▶ PROBLEM STATEMENT:
Show all lines from the data that include the word "Height".

▶ DATA PROVIDED:
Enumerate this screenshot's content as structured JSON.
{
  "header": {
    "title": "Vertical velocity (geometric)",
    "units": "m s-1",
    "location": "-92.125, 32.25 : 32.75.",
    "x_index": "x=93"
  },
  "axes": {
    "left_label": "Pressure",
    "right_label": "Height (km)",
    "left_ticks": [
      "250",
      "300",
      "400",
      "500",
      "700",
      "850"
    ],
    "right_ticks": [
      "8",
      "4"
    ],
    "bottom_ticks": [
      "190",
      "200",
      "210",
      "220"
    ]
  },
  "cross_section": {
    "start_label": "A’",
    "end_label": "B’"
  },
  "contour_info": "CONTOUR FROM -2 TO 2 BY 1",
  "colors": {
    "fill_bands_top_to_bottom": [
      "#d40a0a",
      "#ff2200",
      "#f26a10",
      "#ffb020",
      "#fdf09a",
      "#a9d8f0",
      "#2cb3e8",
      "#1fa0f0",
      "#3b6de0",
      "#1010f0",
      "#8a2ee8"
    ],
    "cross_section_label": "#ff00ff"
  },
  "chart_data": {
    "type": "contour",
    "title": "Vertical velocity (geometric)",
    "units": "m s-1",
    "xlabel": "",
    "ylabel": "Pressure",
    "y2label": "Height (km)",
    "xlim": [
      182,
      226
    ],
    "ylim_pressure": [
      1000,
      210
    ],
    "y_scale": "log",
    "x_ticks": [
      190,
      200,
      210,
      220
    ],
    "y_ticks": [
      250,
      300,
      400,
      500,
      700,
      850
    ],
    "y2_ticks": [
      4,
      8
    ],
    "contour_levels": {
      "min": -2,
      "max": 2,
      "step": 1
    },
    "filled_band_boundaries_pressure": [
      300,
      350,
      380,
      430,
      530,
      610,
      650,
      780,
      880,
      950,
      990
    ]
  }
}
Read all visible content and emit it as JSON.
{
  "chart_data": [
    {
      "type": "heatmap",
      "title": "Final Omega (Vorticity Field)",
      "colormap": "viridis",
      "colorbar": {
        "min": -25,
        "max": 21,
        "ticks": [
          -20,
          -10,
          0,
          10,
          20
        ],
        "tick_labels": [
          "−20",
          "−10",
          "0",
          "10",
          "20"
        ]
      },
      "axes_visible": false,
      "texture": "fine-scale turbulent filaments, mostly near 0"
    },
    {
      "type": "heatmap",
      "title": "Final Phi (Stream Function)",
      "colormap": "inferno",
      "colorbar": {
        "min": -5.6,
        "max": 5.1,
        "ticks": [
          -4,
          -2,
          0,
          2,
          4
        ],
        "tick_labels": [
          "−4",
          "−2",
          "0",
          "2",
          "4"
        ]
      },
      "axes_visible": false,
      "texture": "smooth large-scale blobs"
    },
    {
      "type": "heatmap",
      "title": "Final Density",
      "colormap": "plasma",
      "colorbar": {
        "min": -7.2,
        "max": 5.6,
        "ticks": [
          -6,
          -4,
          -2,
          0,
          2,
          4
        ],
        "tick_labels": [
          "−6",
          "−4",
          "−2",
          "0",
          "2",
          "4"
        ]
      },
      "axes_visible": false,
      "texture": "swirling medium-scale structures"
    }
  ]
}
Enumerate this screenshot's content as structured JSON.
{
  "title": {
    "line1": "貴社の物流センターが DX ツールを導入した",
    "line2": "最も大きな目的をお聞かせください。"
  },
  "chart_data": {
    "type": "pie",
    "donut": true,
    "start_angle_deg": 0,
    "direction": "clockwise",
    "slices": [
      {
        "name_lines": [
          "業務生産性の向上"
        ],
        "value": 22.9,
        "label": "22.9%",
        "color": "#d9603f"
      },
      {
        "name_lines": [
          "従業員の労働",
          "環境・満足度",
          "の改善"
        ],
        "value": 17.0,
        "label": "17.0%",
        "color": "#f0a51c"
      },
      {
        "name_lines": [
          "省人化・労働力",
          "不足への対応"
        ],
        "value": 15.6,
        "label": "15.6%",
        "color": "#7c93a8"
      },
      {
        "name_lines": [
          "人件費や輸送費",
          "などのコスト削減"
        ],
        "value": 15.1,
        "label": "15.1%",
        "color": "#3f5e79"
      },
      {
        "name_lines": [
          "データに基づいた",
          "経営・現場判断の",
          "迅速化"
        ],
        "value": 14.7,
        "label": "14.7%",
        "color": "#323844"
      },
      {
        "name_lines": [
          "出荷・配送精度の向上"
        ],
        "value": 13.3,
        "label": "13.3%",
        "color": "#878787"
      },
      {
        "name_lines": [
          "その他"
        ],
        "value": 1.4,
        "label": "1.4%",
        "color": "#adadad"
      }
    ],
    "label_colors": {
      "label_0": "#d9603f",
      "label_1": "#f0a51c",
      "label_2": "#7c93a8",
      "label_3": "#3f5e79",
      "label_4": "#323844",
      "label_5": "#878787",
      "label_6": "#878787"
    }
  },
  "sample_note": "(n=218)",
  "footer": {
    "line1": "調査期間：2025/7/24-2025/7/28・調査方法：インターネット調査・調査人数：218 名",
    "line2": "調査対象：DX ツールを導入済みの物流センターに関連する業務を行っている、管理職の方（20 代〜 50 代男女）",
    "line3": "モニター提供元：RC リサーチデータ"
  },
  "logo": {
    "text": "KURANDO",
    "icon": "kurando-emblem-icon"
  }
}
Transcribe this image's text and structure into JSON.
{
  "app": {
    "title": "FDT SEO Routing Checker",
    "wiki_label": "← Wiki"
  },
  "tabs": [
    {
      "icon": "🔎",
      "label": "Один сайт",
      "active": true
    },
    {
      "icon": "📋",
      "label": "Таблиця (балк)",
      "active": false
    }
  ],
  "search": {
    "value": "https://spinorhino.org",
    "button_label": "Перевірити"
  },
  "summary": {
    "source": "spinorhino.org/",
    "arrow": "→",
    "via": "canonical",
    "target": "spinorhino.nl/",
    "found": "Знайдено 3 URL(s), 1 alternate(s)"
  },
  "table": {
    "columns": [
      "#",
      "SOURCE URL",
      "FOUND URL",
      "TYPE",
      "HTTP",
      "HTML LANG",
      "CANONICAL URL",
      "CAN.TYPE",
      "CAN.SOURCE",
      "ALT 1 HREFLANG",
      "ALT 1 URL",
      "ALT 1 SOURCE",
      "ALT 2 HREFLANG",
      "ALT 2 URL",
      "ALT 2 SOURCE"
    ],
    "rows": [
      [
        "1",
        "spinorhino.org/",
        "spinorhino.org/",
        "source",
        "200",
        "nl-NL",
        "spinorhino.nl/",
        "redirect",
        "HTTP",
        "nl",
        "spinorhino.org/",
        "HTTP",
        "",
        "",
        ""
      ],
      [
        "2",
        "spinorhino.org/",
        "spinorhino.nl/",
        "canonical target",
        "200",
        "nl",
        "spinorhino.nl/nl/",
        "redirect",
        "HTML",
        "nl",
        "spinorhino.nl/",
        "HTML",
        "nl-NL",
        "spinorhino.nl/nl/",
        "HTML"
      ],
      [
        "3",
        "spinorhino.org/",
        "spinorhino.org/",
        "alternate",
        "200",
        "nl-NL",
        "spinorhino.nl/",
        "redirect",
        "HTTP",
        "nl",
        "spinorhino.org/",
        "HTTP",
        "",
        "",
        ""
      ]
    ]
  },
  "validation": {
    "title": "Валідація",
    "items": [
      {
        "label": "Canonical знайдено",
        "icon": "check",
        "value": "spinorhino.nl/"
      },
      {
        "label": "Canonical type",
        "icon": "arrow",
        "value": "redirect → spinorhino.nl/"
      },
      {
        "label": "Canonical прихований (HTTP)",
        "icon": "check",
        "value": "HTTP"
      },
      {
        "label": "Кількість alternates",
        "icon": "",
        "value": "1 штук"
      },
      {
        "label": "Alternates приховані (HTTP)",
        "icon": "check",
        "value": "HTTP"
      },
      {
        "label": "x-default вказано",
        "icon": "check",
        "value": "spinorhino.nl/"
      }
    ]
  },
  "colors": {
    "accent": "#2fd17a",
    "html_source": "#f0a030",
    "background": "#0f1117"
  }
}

▶ EXPECTED ANSWER:
    "right_label": "Height (km)",
    "y2label": "Height (km)",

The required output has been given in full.